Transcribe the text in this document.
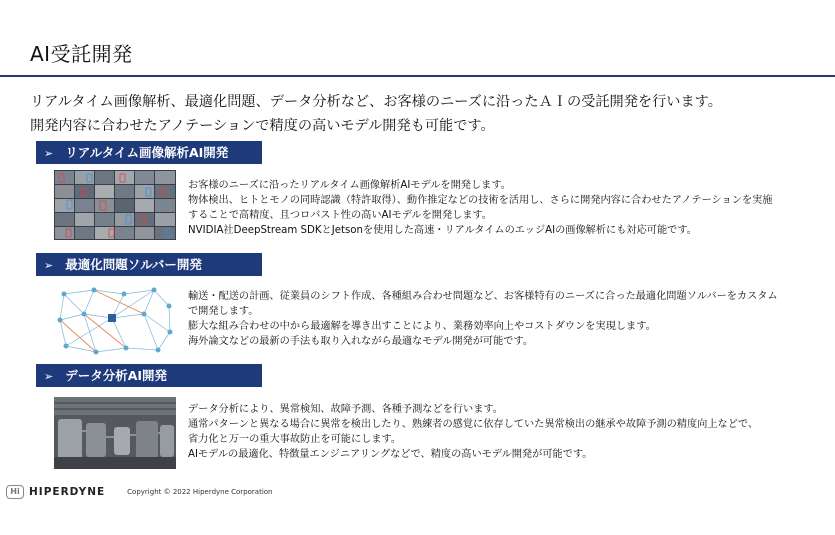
AI受託開発
リアルタイム画像解析、最適化問題、データ分析など、お客様のニーズに沿ったＡＩの受託開発を行います。
開発内容に合わせたアノテーションで精度の高いモデル開発も可能です。
➢ リアルタイム画像解析AI開発
お客様のニーズに沿ったリアルタイム画像解析AIモデルを開発します。
物体検出、ヒトとモノの同時認識（特許取得）、動作推定などの技術を活用し、さらに開発内容に合わせたアノテーションを実施
することで高精度、且つロバスト性の高いAIモデルを開発します。
NVIDIA社DeepStream SDKとJetsonを使用した高速・リアルタイムのエッジAIの画像解析にも対応可能です。
➢ 最適化問題ソルバー開発
輸送・配送の計画、従業員のシフト作成、各種組み合わせ問題など、お客様特有のニーズに合った最適化問題ソルバーをカスタム
で開発します。
膨大な組み合わせの中から最適解を導き出すことにより、業務効率向上やコストダウンを実現します。
海外論文などの最新の手法も取り入れながら最適なモデル開発が可能です。
➢ データ分析AI開発
データ分析により、異常検知、故障予測、各種予測などを行います。
通常パターンと異なる場合に異常を検出したり、熟練者の感覚に依存していた異常検出の継承や故障予測の精度向上などで、
省力化と万一の重大事故防止を可能にします。
AIモデルの最適化、特徴量エンジニアリングなどで、精度の高いモデル開発が可能です。
Hi HIPERDYNE	Copyright © 2022 Hiperdyne Corporation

Your goal →
Using the material above, set down every line exactly, but skip the pictures.

Answer below →
Transcribe the text in this document.
AI受託開発
リアルタイム画像解析、最適化問題、データ分析など、お客様のニーズに沿ったＡＩの受託開発を行います。
開発内容に合わせたアノテーションで精度の高いモデル開発も可能です。
➢ リアルタイム画像解析AI開発
お客様のニーズに沿ったリアルタイム画像解析AIモデルを開発します。
物体検出、ヒトとモノの同時認識（特許取得）、動作推定などの技術を活用し、さらに開発内容に合わせたアノテーションを実施
することで高精度、且つロバスト性の高いAIモデルを開発します。
NVIDIA社DeepStream SDKとJetsonを使用した高速・リアルタイムのエッジAIの画像解析にも対応可能です。
➢ 最適化問題ソルバー開発
輸送・配送の計画、従業員のシフト作成、各種組み合わせ問題など、お客様特有のニーズに合った最適化問題ソルバーをカスタム
で開発します。
膨大な組み合わせの中から最適解を導き出すことにより、業務効率向上やコストダウンを実現します。
海外論文などの最新の手法も取り入れながら最適なモデル開発が可能です。
➢ データ分析AI開発
データ分析により、異常検知、故障予測、各種予測などを行います。
通常パターンと異なる場合に異常を検出したり、熟練者の感覚に依存していた異常検出の継承や故障予測の精度向上などで、
省力化と万一の重大事故防止を可能にします。
AIモデルの最適化、特徴量エンジニアリングなどで、精度の高いモデル開発が可能です。
Hi HIPERDYNE	Copyright © 2022 Hiperdyne Corporation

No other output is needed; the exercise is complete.